- GOAL OF THE EXERCISE: Gather each line in the entries that includes the string "What".

Dataset excerpt
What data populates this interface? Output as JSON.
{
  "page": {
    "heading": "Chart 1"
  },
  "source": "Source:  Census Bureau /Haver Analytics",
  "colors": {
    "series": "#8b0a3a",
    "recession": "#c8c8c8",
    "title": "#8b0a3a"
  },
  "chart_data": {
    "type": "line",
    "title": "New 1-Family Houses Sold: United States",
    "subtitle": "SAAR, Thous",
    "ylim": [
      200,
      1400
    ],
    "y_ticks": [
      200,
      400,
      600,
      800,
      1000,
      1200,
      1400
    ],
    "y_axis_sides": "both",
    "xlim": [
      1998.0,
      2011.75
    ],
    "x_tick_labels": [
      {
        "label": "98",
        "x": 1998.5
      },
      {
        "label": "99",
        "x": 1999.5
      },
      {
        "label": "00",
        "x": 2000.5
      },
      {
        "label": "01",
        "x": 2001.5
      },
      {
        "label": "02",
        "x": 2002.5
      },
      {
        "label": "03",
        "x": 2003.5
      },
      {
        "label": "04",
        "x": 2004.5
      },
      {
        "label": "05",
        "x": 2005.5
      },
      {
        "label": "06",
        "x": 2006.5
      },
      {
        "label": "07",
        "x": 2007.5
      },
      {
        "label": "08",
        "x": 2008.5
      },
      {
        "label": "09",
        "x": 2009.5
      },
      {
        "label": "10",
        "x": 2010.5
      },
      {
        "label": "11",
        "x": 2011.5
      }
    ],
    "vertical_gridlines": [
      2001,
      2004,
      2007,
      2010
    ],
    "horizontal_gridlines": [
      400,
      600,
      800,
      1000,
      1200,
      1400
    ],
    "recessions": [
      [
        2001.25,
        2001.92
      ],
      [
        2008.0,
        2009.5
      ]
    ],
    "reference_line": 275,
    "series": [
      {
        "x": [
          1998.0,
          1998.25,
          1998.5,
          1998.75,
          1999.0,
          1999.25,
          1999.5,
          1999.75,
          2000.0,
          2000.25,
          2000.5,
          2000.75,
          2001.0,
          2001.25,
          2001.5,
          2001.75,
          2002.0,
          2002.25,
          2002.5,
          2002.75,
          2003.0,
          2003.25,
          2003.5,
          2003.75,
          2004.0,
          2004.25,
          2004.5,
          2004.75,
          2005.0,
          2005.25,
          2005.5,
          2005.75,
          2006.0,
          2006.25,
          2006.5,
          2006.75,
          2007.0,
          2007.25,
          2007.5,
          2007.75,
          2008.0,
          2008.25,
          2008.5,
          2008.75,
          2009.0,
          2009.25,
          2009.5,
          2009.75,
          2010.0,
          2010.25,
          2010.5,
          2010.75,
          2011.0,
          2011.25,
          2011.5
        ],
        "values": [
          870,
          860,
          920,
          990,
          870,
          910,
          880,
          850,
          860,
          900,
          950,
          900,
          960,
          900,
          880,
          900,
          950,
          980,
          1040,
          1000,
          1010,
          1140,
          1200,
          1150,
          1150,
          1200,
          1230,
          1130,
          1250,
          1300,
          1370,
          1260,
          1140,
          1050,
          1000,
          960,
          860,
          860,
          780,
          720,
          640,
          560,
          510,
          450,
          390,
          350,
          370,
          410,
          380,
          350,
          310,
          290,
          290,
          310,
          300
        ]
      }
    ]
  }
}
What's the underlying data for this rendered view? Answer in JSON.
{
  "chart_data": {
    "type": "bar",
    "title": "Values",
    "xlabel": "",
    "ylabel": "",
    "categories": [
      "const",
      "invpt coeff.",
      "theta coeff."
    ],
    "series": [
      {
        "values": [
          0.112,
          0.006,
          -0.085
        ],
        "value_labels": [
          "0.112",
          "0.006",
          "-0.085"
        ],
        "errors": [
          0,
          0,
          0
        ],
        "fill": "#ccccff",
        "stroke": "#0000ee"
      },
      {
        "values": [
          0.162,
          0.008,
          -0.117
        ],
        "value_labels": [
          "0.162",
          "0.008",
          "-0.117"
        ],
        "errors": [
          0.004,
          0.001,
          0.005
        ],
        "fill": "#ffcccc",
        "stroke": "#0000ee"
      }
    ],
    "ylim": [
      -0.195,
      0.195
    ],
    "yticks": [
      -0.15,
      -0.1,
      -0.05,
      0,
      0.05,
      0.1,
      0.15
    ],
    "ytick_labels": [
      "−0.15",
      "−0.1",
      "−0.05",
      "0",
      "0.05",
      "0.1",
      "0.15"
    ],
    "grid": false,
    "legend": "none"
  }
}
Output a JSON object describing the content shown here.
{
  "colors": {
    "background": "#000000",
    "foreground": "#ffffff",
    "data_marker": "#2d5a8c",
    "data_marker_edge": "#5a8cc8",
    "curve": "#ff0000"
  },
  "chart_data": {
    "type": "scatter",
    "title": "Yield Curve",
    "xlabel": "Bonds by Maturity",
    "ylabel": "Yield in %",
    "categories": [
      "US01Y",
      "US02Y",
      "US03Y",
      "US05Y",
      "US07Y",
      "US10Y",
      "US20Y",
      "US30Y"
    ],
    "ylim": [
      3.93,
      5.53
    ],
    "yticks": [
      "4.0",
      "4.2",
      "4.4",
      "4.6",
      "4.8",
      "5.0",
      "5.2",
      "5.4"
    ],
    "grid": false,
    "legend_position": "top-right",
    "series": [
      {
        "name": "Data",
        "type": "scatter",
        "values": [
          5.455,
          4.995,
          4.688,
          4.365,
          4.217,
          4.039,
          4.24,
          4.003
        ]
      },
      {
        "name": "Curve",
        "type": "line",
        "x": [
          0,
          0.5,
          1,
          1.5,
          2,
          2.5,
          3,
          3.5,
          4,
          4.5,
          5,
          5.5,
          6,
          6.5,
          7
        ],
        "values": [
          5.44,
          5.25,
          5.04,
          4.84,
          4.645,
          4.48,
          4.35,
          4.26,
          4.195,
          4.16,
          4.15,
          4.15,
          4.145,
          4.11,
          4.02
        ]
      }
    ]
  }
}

- TASK OUTPUT:
What data populates this interface? Output as JSON.
What's the underlying data for this rendered view? Answer in JSON.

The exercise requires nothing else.